Reproduce all the lines below exactly and omit the images.
━━━━━ THE RECORDS
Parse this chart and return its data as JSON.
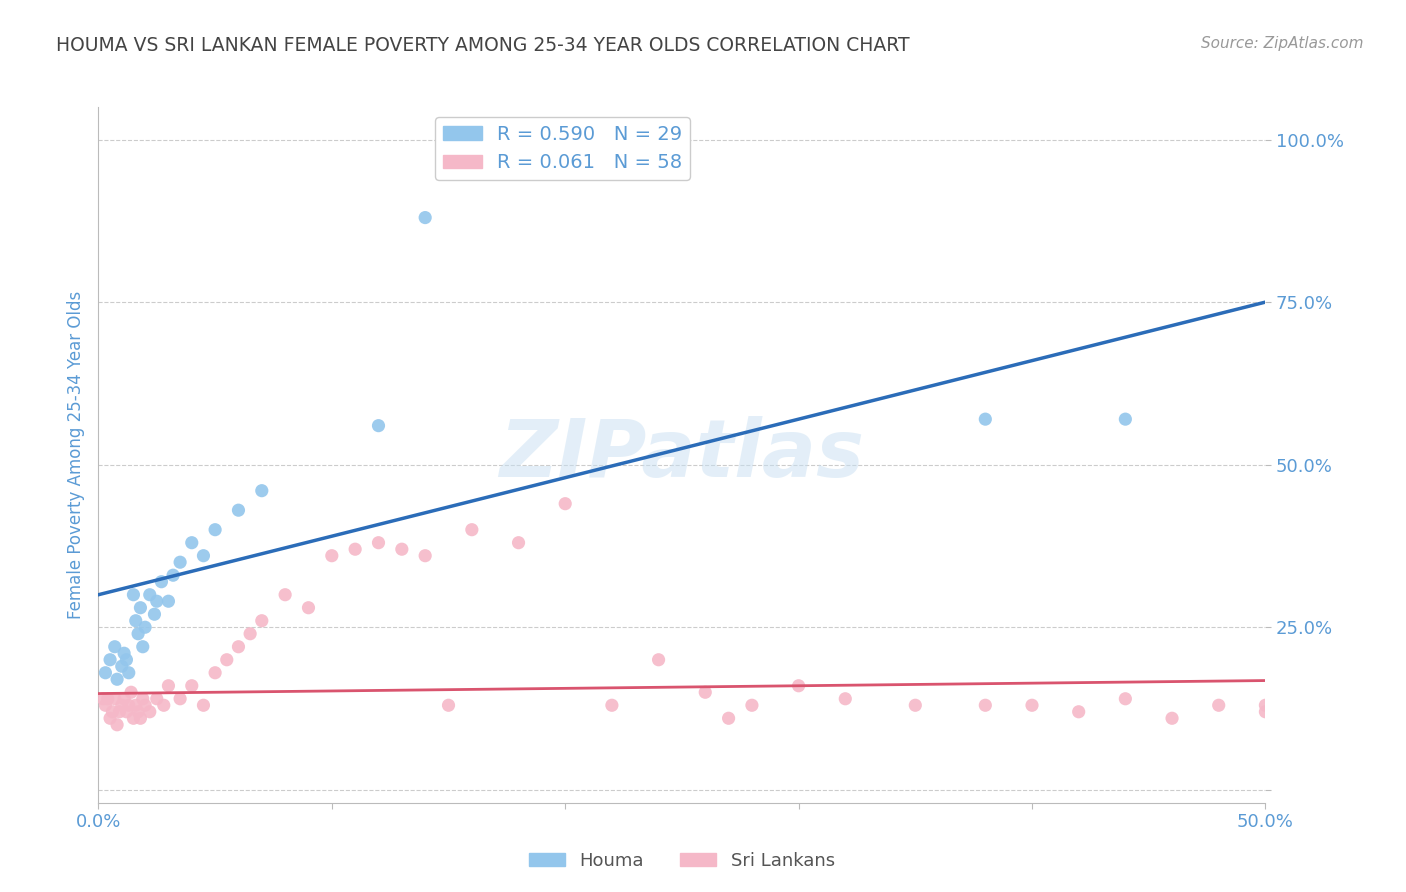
{
  "title": "HOUMA VS SRI LANKAN FEMALE POVERTY AMONG 25-34 YEAR OLDS CORRELATION CHART",
  "source": "Source: ZipAtlas.com",
  "ylabel": "Female Poverty Among 25-34 Year Olds",
  "xlim": [
    0.0,
    0.5
  ],
  "ylim": [
    -0.02,
    1.05
  ],
  "yticks": [
    0.0,
    0.25,
    0.5,
    0.75,
    1.0
  ],
  "ytick_labels": [
    "",
    "25.0%",
    "50.0%",
    "75.0%",
    "100.0%"
  ],
  "xticks": [
    0.0,
    0.1,
    0.2,
    0.3,
    0.4,
    0.5
  ],
  "xtick_labels": [
    "0.0%",
    "",
    "",
    "",
    "",
    "50.0%"
  ],
  "houma_R": 0.59,
  "houma_N": 29,
  "sri_R": 0.061,
  "sri_N": 58,
  "houma_color": "#93C6EC",
  "sri_color": "#F5B8C8",
  "houma_line_color": "#2B6CB8",
  "sri_line_color": "#D9546E",
  "background_color": "#FFFFFF",
  "grid_color": "#CCCCCC",
  "title_color": "#444444",
  "axis_label_color": "#5B9BD5",
  "watermark": "ZIPatlas",
  "houma_scatter_x": [
    0.003,
    0.005,
    0.007,
    0.008,
    0.01,
    0.011,
    0.012,
    0.013,
    0.015,
    0.016,
    0.017,
    0.018,
    0.019,
    0.02,
    0.022,
    0.024,
    0.025,
    0.027,
    0.03,
    0.032,
    0.035,
    0.04,
    0.045,
    0.05,
    0.06,
    0.07,
    0.12,
    0.38,
    0.44
  ],
  "houma_scatter_y": [
    0.18,
    0.2,
    0.22,
    0.17,
    0.19,
    0.21,
    0.2,
    0.18,
    0.3,
    0.26,
    0.24,
    0.28,
    0.22,
    0.25,
    0.3,
    0.27,
    0.29,
    0.32,
    0.29,
    0.33,
    0.35,
    0.38,
    0.36,
    0.4,
    0.43,
    0.46,
    0.56,
    0.57,
    0.57
  ],
  "houma_outlier_x": [
    0.14
  ],
  "houma_outlier_y": [
    0.88
  ],
  "sri_scatter_x": [
    0.002,
    0.003,
    0.004,
    0.005,
    0.006,
    0.007,
    0.008,
    0.009,
    0.01,
    0.011,
    0.012,
    0.013,
    0.014,
    0.015,
    0.016,
    0.017,
    0.018,
    0.019,
    0.02,
    0.022,
    0.025,
    0.028,
    0.03,
    0.035,
    0.04,
    0.045,
    0.05,
    0.055,
    0.06,
    0.065,
    0.07,
    0.08,
    0.09,
    0.1,
    0.11,
    0.12,
    0.13,
    0.14,
    0.15,
    0.16,
    0.18,
    0.2,
    0.22,
    0.24,
    0.26,
    0.27,
    0.28,
    0.3,
    0.32,
    0.35,
    0.38,
    0.4,
    0.42,
    0.44,
    0.46,
    0.48,
    0.5,
    0.5
  ],
  "sri_scatter_y": [
    0.14,
    0.13,
    0.14,
    0.11,
    0.12,
    0.14,
    0.1,
    0.12,
    0.13,
    0.14,
    0.12,
    0.13,
    0.15,
    0.11,
    0.13,
    0.12,
    0.11,
    0.14,
    0.13,
    0.12,
    0.14,
    0.13,
    0.16,
    0.14,
    0.16,
    0.13,
    0.18,
    0.2,
    0.22,
    0.24,
    0.26,
    0.3,
    0.28,
    0.36,
    0.37,
    0.38,
    0.37,
    0.36,
    0.13,
    0.4,
    0.38,
    0.44,
    0.13,
    0.2,
    0.15,
    0.11,
    0.13,
    0.16,
    0.14,
    0.13,
    0.13,
    0.13,
    0.12,
    0.14,
    0.11,
    0.13,
    0.13,
    0.12
  ],
  "houma_line_x": [
    0.0,
    0.5
  ],
  "houma_line_y": [
    0.3,
    0.75
  ],
  "sri_line_x": [
    0.0,
    0.5
  ],
  "sri_line_y": [
    0.148,
    0.168
  ]
}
━━━━━━━━━━
__EXERCISE ANSWER__.
Parse this chart and return its data as JSON.
{
  "title": "HOUMA VS SRI LANKAN FEMALE POVERTY AMONG 25-34 YEAR OLDS CORRELATION CHART",
  "source": "Source: ZipAtlas.com",
  "ylabel": "Female Poverty Among 25-34 Year Olds",
  "xlim": [
    0.0,
    0.5
  ],
  "ylim": [
    -0.02,
    1.05
  ],
  "yticks": [
    0.0,
    0.25,
    0.5,
    0.75,
    1.0
  ],
  "ytick_labels": [
    "",
    "25.0%",
    "50.0%",
    "75.0%",
    "100.0%"
  ],
  "xticks": [
    0.0,
    0.1,
    0.2,
    0.3,
    0.4,
    0.5
  ],
  "xtick_labels": [
    "0.0%",
    "",
    "",
    "",
    "",
    "50.0%"
  ],
  "houma_R": 0.59,
  "houma_N": 29,
  "sri_R": 0.061,
  "sri_N": 58,
  "houma_color": "#93C6EC",
  "sri_color": "#F5B8C8",
  "houma_line_color": "#2B6CB8",
  "sri_line_color": "#D9546E",
  "background_color": "#FFFFFF",
  "grid_color": "#CCCCCC",
  "title_color": "#444444",
  "axis_label_color": "#5B9BD5",
  "watermark": "ZIPatlas",
  "houma_scatter_x": [
    0.003,
    0.005,
    0.007,
    0.008,
    0.01,
    0.011,
    0.012,
    0.013,
    0.015,
    0.016,
    0.017,
    0.018,
    0.019,
    0.02,
    0.022,
    0.024,
    0.025,
    0.027,
    0.03,
    0.032,
    0.035,
    0.04,
    0.045,
    0.05,
    0.06,
    0.07,
    0.12,
    0.38,
    0.44
  ],
  "houma_scatter_y": [
    0.18,
    0.2,
    0.22,
    0.17,
    0.19,
    0.21,
    0.2,
    0.18,
    0.3,
    0.26,
    0.24,
    0.28,
    0.22,
    0.25,
    0.3,
    0.27,
    0.29,
    0.32,
    0.29,
    0.33,
    0.35,
    0.38,
    0.36,
    0.4,
    0.43,
    0.46,
    0.56,
    0.57,
    0.57
  ],
  "houma_outlier_x": [
    0.14
  ],
  "houma_outlier_y": [
    0.88
  ],
  "sri_scatter_x": [
    0.002,
    0.003,
    0.004,
    0.005,
    0.006,
    0.007,
    0.008,
    0.009,
    0.01,
    0.011,
    0.012,
    0.013,
    0.014,
    0.015,
    0.016,
    0.017,
    0.018,
    0.019,
    0.02,
    0.022,
    0.025,
    0.028,
    0.03,
    0.035,
    0.04,
    0.045,
    0.05,
    0.055,
    0.06,
    0.065,
    0.07,
    0.08,
    0.09,
    0.1,
    0.11,
    0.12,
    0.13,
    0.14,
    0.15,
    0.16,
    0.18,
    0.2,
    0.22,
    0.24,
    0.26,
    0.27,
    0.28,
    0.3,
    0.32,
    0.35,
    0.38,
    0.4,
    0.42,
    0.44,
    0.46,
    0.48,
    0.5,
    0.5
  ],
  "sri_scatter_y": [
    0.14,
    0.13,
    0.14,
    0.11,
    0.12,
    0.14,
    0.1,
    0.12,
    0.13,
    0.14,
    0.12,
    0.13,
    0.15,
    0.11,
    0.13,
    0.12,
    0.11,
    0.14,
    0.13,
    0.12,
    0.14,
    0.13,
    0.16,
    0.14,
    0.16,
    0.13,
    0.18,
    0.2,
    0.22,
    0.24,
    0.26,
    0.3,
    0.28,
    0.36,
    0.37,
    0.38,
    0.37,
    0.36,
    0.13,
    0.4,
    0.38,
    0.44,
    0.13,
    0.2,
    0.15,
    0.11,
    0.13,
    0.16,
    0.14,
    0.13,
    0.13,
    0.13,
    0.12,
    0.14,
    0.11,
    0.13,
    0.13,
    0.12
  ],
  "houma_line_x": [
    0.0,
    0.5
  ],
  "houma_line_y": [
    0.3,
    0.75
  ],
  "sri_line_x": [
    0.0,
    0.5
  ],
  "sri_line_y": [
    0.148,
    0.168
  ]
}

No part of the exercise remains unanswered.